Written exercise: Return the full material exactly.

Materials provided:
>> BEGIN

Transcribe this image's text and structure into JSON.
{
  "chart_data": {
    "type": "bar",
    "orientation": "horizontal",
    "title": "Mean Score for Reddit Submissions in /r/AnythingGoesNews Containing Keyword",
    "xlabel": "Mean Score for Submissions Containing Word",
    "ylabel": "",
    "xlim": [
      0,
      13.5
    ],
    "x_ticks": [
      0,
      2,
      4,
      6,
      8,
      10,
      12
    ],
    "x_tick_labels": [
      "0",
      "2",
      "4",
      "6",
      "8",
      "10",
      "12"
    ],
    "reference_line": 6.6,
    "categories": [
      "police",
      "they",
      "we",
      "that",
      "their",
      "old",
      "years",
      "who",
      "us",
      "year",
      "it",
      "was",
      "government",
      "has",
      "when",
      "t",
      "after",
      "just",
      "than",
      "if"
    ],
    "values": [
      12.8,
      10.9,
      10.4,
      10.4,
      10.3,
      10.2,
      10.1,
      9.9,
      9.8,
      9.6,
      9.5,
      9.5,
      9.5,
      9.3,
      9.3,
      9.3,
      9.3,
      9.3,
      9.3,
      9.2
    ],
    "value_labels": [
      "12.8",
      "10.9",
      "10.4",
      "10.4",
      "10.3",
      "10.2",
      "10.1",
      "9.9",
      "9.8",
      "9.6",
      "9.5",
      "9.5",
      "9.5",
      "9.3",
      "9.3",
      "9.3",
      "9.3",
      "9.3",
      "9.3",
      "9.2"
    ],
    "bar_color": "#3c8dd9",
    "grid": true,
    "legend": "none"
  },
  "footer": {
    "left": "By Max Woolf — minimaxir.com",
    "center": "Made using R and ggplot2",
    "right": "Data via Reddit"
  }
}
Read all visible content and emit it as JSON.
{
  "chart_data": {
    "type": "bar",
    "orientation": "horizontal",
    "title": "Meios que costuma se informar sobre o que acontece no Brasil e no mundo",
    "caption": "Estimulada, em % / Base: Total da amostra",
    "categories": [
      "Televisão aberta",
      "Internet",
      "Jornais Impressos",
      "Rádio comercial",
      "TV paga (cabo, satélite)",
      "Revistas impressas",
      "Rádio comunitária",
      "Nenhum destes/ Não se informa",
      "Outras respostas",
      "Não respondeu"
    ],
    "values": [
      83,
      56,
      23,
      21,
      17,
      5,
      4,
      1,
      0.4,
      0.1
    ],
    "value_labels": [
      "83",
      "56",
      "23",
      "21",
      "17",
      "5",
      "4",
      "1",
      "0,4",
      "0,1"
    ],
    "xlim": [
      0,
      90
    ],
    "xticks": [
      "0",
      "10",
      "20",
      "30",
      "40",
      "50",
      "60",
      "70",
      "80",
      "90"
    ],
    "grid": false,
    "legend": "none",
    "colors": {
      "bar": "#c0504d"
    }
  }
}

>> END

The completed task:
Transcribe this image's text and structure into JSON.
{
  "chart_data": {
    "type": "bar",
    "orientation": "horizontal",
    "title": "Mean Score for Reddit Submissions in /r/AnythingGoesNews Containing Keyword",
    "xlabel": "Mean Score for Submissions Containing Word",
    "ylabel": "",
    "xlim": [
      0,
      13.5
    ],
    "x_ticks": [
      0,
      2,
      4,
      6,
      8,
      10,
      12
    ],
    "x_tick_labels": [
      "0",
      "2",
      "4",
      "6",
      "8",
      "10",
      "12"
    ],
    "reference_line": 6.6,
    "categories": [
      "police",
      "they",
      "we",
      "that",
      "their",
      "old",
      "years",
      "who",
      "us",
      "year",
      "it",
      "was",
      "government",
      "has",
      "when",
      "t",
      "after",
      "just",
      "than",
      "if"
    ],
    "values": [
      12.8,
      10.9,
      10.4,
      10.4,
      10.3,
      10.2,
      10.1,
      9.9,
      9.8,
      9.6,
      9.5,
      9.5,
      9.5,
      9.3,
      9.3,
      9.3,
      9.3,
      9.3,
      9.3,
      9.2
    ],
    "value_labels": [
      "12.8",
      "10.9",
      "10.4",
      "10.4",
      "10.3",
      "10.2",
      "10.1",
      "9.9",
      "9.8",
      "9.6",
      "9.5",
      "9.5",
      "9.5",
      "9.3",
      "9.3",
      "9.3",
      "9.3",
      "9.3",
      "9.3",
      "9.2"
    ],
    "bar_color": "#3c8dd9",
    "grid": true,
    "legend": "none"
  },
  "footer": {
    "left": "By Max Woolf — minimaxir.com",
    "center": "Made using R and ggplot2",
    "right": "Data via Reddit"
  }
}
Read all visible content and emit it as JSON.
{
  "chart_data": {
    "type": "bar",
    "orientation": "horizontal",
    "title": "Meios que costuma se informar sobre o que acontece no Brasil e no mundo",
    "caption": "Estimulada, em % / Base: Total da amostra",
    "categories": [
      "Televisão aberta",
      "Internet",
      "Jornais Impressos",
      "Rádio comercial",
      "TV paga (cabo, satélite)",
      "Revistas impressas",
      "Rádio comunitária",
      "Nenhum destes/ Não se informa",
      "Outras respostas",
      "Não respondeu"
    ],
    "values": [
      83,
      56,
      23,
      21,
      17,
      5,
      4,
      1,
      0.4,
      0.1
    ],
    "value_labels": [
      "83",
      "56",
      "23",
      "21",
      "17",
      "5",
      "4",
      "1",
      "0,4",
      "0,1"
    ],
    "xlim": [
      0,
      90
    ],
    "xticks": [
      "0",
      "10",
      "20",
      "30",
      "40",
      "50",
      "60",
      "70",
      "80",
      "90"
    ],
    "grid": false,
    "legend": "none",
    "colors": {
      "bar": "#c0504d"
    }
  }
}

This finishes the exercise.